Write the material out again in full, word for word. Do not include the pictures.

(Dataset rows)
........

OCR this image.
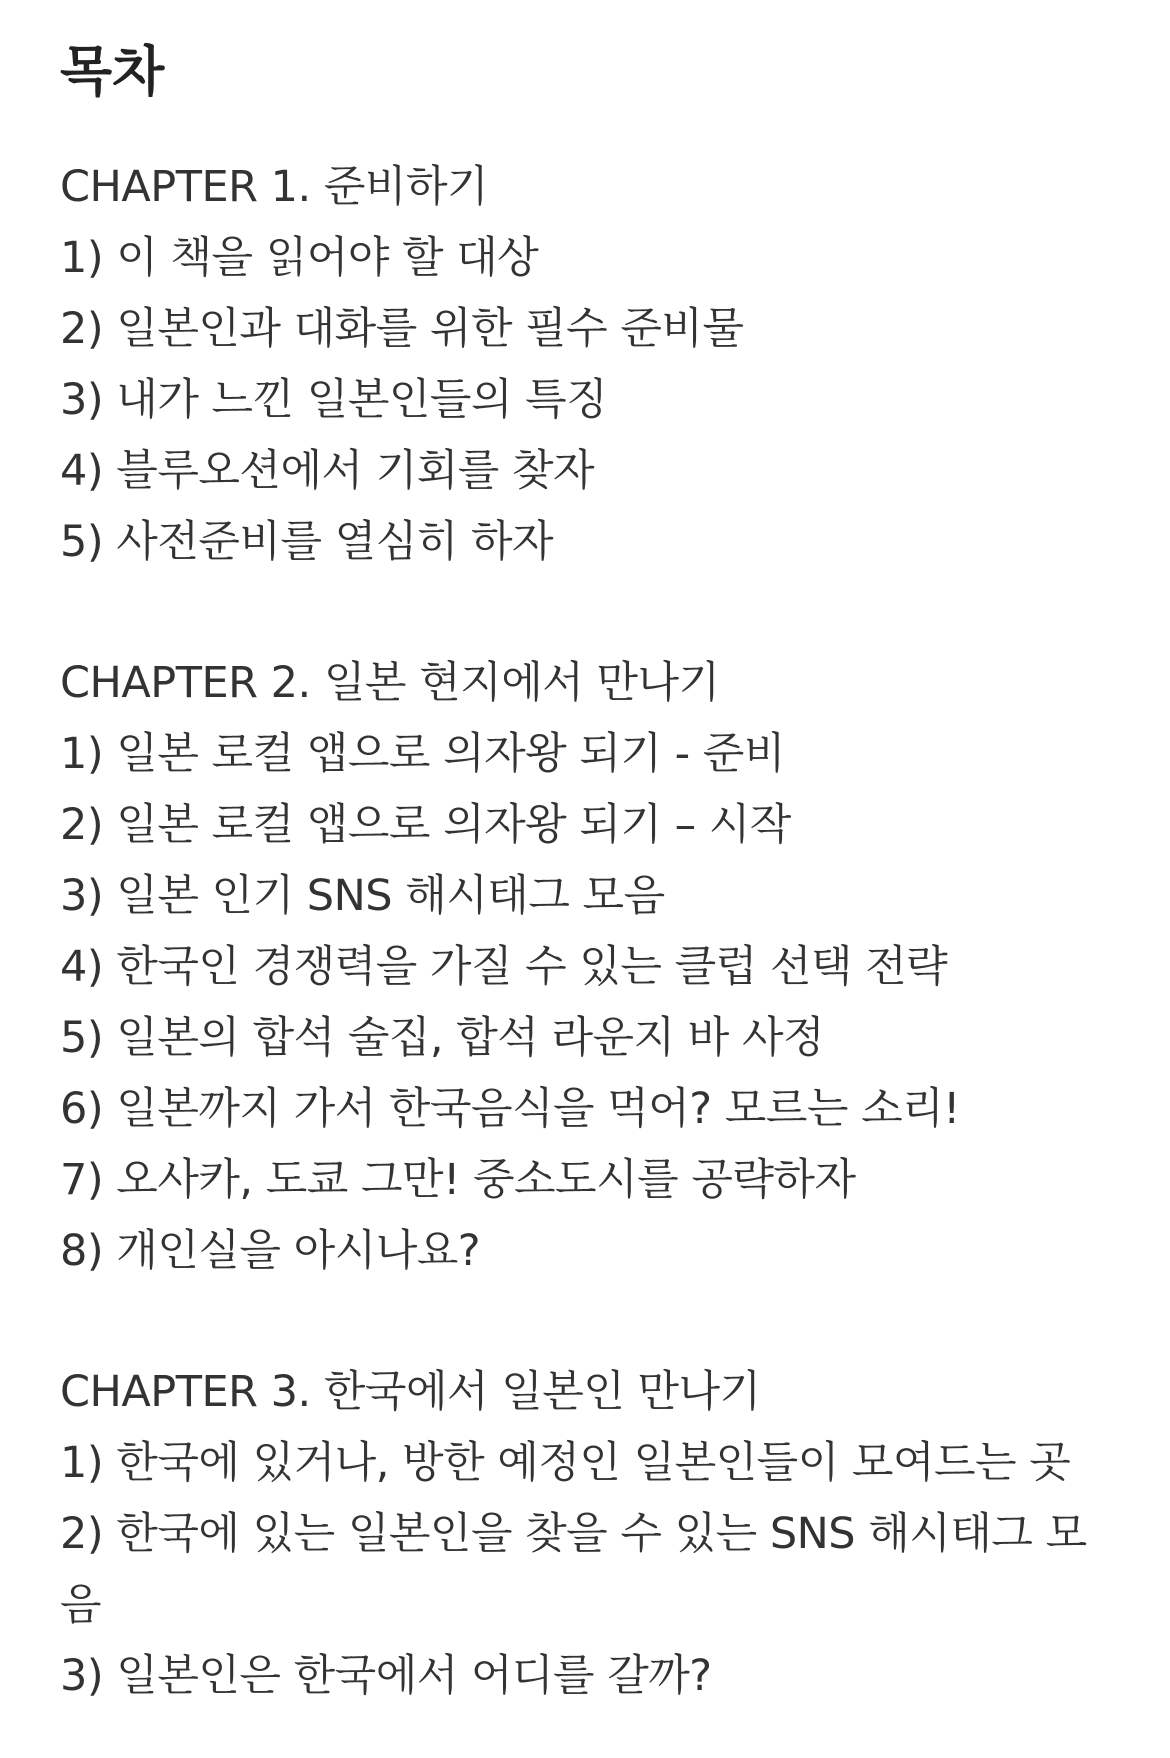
목차
CHAPTER 1. 준비하기
1) 이 책을 읽어야 할 대상
2) 일본인과 대화를 위한 필수 준비물
3) 내가 느낀 일본인들의 특징
4) 블루오션에서 기회를 찾자
5) 사전준비를 열심히 하자
CHAPTER 2. 일본 현지에서 만나기
1) 일본 로컬 앱으로 의자왕 되기 - 준비
2) 일본 로컬 앱으로 의자왕 되기 – 시작
3) 일본 인기 SNS 해시태그 모음
4) 한국인 경쟁력을 가질 수 있는 클럽 선택 전략
5) 일본의 합석 술집, 합석 라운지 바 사정
6) 일본까지 가서 한국음식을 먹어? 모르는 소리!
7) 오사카, 도쿄 그만! 중소도시를 공략하자
8) 개인실을 아시나요?
CHAPTER 3. 한국에서 일본인 만나기
1) 한국에 있거나, 방한 예정인 일본인들이 모여드는 곳
2) 한국에 있는 일본인을 찾을 수 있는 SNS 해시태그 모음
3) 일본인은 한국에서 어디를 갈까?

........

— Result of this task —
OCR this image.
목차
CHAPTER 1. 준비하기
1) 이 책을 읽어야 할 대상
2) 일본인과 대화를 위한 필수 준비물
3) 내가 느낀 일본인들의 특징
4) 블루오션에서 기회를 찾자
5) 사전준비를 열심히 하자
CHAPTER 2. 일본 현지에서 만나기
1) 일본 로컬 앱으로 의자왕 되기 - 준비
2) 일본 로컬 앱으로 의자왕 되기 – 시작
3) 일본 인기 SNS 해시태그 모음
4) 한국인 경쟁력을 가질 수 있는 클럽 선택 전략
5) 일본의 합석 술집, 합석 라운지 바 사정
6) 일본까지 가서 한국음식을 먹어? 모르는 소리!
7) 오사카, 도쿄 그만! 중소도시를 공략하자
8) 개인실을 아시나요?
CHAPTER 3. 한국에서 일본인 만나기
1) 한국에 있거나, 방한 예정인 일본인들이 모여드는 곳
2) 한국에 있는 일본인을 찾을 수 있는 SNS 해시태그 모음
3) 일본인은 한국에서 어디를 갈까?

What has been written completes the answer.